What this task involves | Print out the entries below with no edits.

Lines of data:
— START —

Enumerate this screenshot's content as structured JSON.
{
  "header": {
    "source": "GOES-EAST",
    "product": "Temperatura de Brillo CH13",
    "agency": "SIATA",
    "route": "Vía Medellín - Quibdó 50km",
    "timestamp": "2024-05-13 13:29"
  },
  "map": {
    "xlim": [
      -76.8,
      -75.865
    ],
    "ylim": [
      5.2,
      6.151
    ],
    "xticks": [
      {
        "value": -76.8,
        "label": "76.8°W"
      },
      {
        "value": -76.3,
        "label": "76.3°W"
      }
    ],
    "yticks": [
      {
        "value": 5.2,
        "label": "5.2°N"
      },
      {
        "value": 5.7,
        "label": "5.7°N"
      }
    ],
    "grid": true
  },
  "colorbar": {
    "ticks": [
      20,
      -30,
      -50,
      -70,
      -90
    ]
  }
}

— END —

Task solution |
Enumerate this screenshot's content as structured JSON.
{
  "header": {
    "source": "GOES-EAST",
    "product": "Temperatura de Brillo CH13",
    "agency": "SIATA",
    "route": "Vía Medellín - Quibdó 50km",
    "timestamp": "2024-05-13 13:29"
  },
  "map": {
    "xlim": [
      -76.8,
      -75.865
    ],
    "ylim": [
      5.2,
      6.151
    ],
    "xticks": [
      {
        "value": -76.8,
        "label": "76.8°W"
      },
      {
        "value": -76.3,
        "label": "76.3°W"
      }
    ],
    "yticks": [
      {
        "value": 5.2,
        "label": "5.2°N"
      },
      {
        "value": 5.7,
        "label": "5.7°N"
      }
    ],
    "grid": true
  },
  "colorbar": {
    "ticks": [
      20,
      -30,
      -50,
      -70,
      -90
    ]
  }
}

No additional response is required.